Task statement
Search the entries for the word "nhận" and pull out each line that has it.

Material for this task
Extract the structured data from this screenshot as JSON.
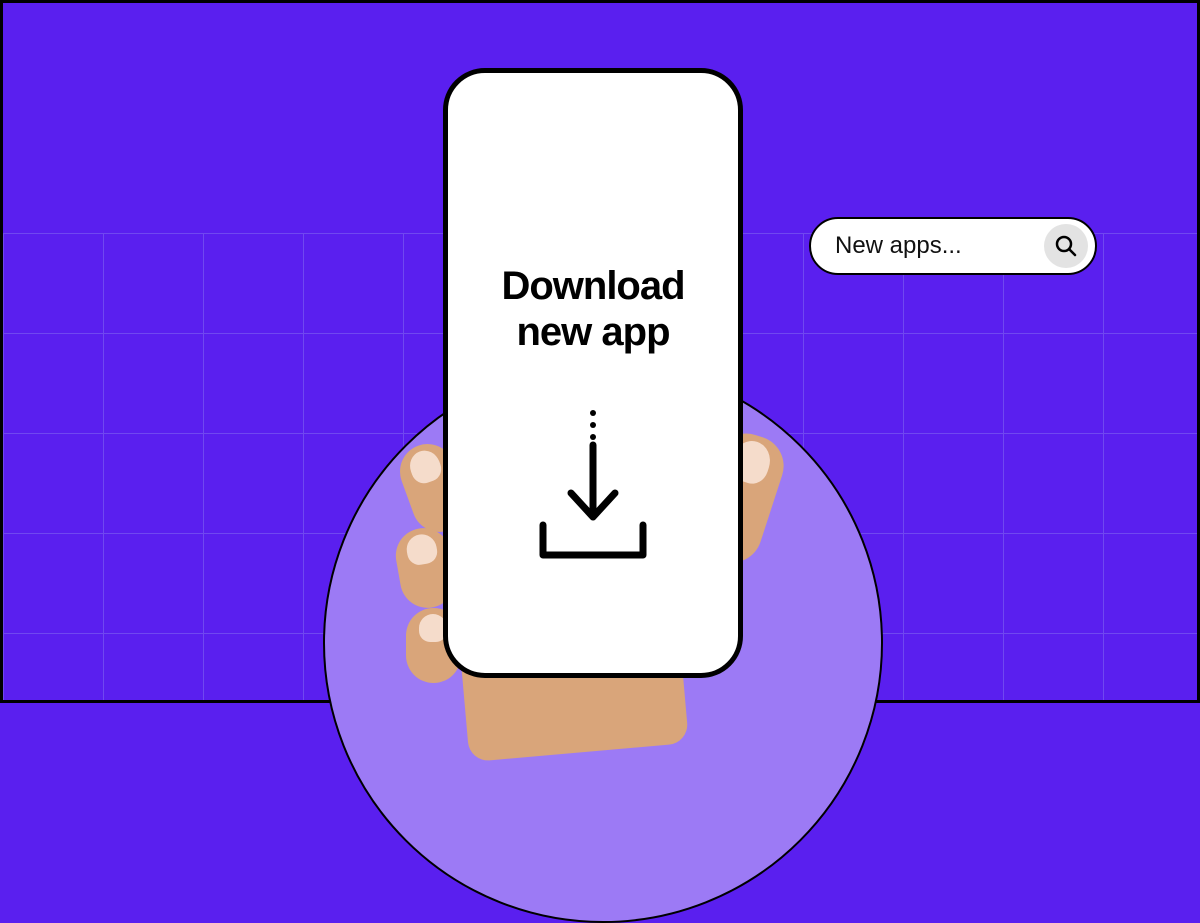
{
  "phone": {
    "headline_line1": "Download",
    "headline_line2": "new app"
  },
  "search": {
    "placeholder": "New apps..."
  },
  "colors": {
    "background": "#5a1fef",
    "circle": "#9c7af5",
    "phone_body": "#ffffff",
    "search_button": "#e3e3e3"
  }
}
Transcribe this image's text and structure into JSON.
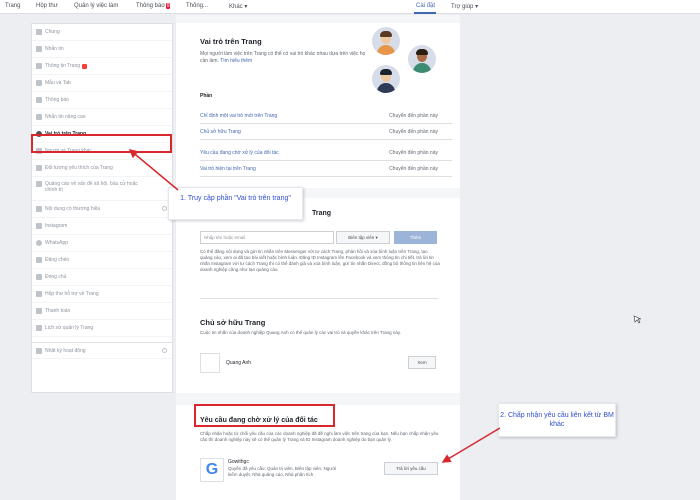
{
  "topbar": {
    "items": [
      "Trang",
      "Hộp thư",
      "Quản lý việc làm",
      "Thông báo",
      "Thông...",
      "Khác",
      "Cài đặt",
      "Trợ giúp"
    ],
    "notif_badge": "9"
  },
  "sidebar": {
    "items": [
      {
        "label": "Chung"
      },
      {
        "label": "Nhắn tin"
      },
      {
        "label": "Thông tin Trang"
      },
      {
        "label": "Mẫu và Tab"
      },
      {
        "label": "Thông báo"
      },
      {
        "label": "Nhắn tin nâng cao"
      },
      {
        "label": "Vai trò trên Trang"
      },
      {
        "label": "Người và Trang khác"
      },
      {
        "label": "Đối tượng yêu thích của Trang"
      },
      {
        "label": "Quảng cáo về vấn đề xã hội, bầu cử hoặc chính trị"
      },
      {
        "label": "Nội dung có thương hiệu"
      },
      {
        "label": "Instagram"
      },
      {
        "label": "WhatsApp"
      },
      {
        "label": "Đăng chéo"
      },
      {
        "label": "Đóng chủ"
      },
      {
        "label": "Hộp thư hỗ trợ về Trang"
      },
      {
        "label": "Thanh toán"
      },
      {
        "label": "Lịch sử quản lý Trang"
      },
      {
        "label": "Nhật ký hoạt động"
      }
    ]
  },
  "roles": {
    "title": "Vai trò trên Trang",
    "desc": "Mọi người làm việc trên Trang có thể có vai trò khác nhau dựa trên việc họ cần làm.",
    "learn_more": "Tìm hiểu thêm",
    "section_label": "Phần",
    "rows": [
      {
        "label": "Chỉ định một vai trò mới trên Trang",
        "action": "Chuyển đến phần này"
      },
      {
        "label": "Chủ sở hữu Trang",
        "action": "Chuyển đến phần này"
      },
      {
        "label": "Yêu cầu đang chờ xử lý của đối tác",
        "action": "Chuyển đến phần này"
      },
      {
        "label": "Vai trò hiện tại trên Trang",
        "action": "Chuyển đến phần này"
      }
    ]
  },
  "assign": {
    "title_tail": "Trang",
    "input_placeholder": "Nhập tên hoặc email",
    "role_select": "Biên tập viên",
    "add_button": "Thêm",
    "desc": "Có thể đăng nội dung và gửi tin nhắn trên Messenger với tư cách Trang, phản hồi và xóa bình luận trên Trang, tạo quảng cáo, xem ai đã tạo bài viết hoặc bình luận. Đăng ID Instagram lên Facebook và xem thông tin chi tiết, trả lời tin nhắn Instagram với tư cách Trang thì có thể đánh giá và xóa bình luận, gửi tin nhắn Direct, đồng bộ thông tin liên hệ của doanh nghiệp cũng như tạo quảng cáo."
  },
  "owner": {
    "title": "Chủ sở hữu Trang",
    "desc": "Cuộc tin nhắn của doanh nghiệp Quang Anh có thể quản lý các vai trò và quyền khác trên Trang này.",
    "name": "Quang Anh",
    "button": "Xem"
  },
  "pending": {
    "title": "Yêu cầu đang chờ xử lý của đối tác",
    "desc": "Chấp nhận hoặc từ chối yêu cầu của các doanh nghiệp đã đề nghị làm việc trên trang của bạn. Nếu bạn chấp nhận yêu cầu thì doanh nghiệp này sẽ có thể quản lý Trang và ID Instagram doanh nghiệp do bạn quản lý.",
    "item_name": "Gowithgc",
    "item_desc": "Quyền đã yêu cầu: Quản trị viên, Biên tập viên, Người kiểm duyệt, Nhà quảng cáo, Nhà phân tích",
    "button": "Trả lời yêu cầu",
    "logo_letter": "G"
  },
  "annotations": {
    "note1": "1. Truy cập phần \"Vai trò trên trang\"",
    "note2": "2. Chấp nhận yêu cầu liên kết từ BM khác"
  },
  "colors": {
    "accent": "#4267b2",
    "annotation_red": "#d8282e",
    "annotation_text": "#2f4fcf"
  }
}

...

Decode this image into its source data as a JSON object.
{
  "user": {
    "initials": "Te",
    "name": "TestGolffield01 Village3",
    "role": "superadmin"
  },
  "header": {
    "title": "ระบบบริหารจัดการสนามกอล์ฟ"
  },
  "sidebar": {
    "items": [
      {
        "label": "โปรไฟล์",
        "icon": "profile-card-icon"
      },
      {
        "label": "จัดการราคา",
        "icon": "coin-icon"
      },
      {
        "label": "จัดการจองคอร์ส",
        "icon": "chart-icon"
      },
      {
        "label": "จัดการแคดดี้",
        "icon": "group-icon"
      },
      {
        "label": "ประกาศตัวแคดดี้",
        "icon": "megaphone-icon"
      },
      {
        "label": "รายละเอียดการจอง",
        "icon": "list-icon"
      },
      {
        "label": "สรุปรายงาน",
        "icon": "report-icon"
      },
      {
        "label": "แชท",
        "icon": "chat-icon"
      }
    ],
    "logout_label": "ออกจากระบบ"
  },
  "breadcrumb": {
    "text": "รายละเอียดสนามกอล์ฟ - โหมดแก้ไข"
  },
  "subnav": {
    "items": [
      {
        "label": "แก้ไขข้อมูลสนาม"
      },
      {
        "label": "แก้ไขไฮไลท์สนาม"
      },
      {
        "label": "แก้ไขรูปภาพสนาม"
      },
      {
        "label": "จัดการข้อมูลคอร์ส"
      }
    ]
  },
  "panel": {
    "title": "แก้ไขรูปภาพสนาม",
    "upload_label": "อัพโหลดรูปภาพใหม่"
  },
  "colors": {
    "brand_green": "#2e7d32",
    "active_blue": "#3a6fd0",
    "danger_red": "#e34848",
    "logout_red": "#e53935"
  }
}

Completed task
    "desc": "Chấp nhận hoặc từ chối yêu cầu của các doanh nghiệp đã đề nghị làm việc trên trang của bạn. Nếu bạn chấp nhận yêu cầu thì doanh nghiệp này sẽ có thể quản lý Trang và ID Instagram doanh nghiệp do bạn quản lý.",
    "note2": "2. Chấp nhận yêu cầu liên kết từ BM khác"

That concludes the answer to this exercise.